Do this> Restate every line of the material, word for word.

Data entries>

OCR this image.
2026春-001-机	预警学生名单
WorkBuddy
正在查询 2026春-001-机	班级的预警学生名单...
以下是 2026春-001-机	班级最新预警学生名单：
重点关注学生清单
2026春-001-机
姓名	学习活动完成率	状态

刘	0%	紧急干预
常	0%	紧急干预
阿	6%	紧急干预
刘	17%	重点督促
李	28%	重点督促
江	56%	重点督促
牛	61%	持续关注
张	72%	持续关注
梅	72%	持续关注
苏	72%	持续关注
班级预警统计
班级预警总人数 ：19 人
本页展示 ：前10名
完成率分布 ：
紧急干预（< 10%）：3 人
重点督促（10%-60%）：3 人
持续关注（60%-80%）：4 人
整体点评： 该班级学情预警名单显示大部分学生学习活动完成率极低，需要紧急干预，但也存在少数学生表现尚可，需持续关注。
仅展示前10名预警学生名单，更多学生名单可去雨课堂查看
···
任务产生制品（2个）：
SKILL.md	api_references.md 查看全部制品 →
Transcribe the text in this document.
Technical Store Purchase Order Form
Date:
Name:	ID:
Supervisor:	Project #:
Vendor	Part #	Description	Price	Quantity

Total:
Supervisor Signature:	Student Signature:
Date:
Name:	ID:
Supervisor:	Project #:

Answer to this problem>
OCR this image.
2026春-001-机	预警学生名单
WorkBuddy
正在查询 2026春-001-机	班级的预警学生名单...
以下是 2026春-001-机	班级最新预警学生名单：
重点关注学生清单
2026春-001-机
姓名	学习活动完成率	状态

刘	0%	紧急干预
常	0%	紧急干预
阿	6%	紧急干预
刘	17%	重点督促
李	28%	重点督促
江	56%	重点督促
牛	61%	持续关注
张	72%	持续关注
梅	72%	持续关注
苏	72%	持续关注
班级预警统计
班级预警总人数 ：19 人
本页展示 ：前10名
完成率分布 ：
紧急干预（< 10%）：3 人
重点督促（10%-60%）：3 人
持续关注（60%-80%）：4 人
整体点评： 该班级学情预警名单显示大部分学生学习活动完成率极低，需要紧急干预，但也存在少数学生表现尚可，需持续关注。
仅展示前10名预警学生名单，更多学生名单可去雨课堂查看
···
任务产生制品（2个）：
SKILL.md	api_references.md 查看全部制品 →
Transcribe the text in this document.
Technical Store Purchase Order Form
Date:
Name:	ID:
Supervisor:	Project #:
Vendor	Part #	Description	Price	Quantity

Total:
Supervisor Signature:	Student Signature:
Date:
Name:	ID:
Supervisor:	Project #:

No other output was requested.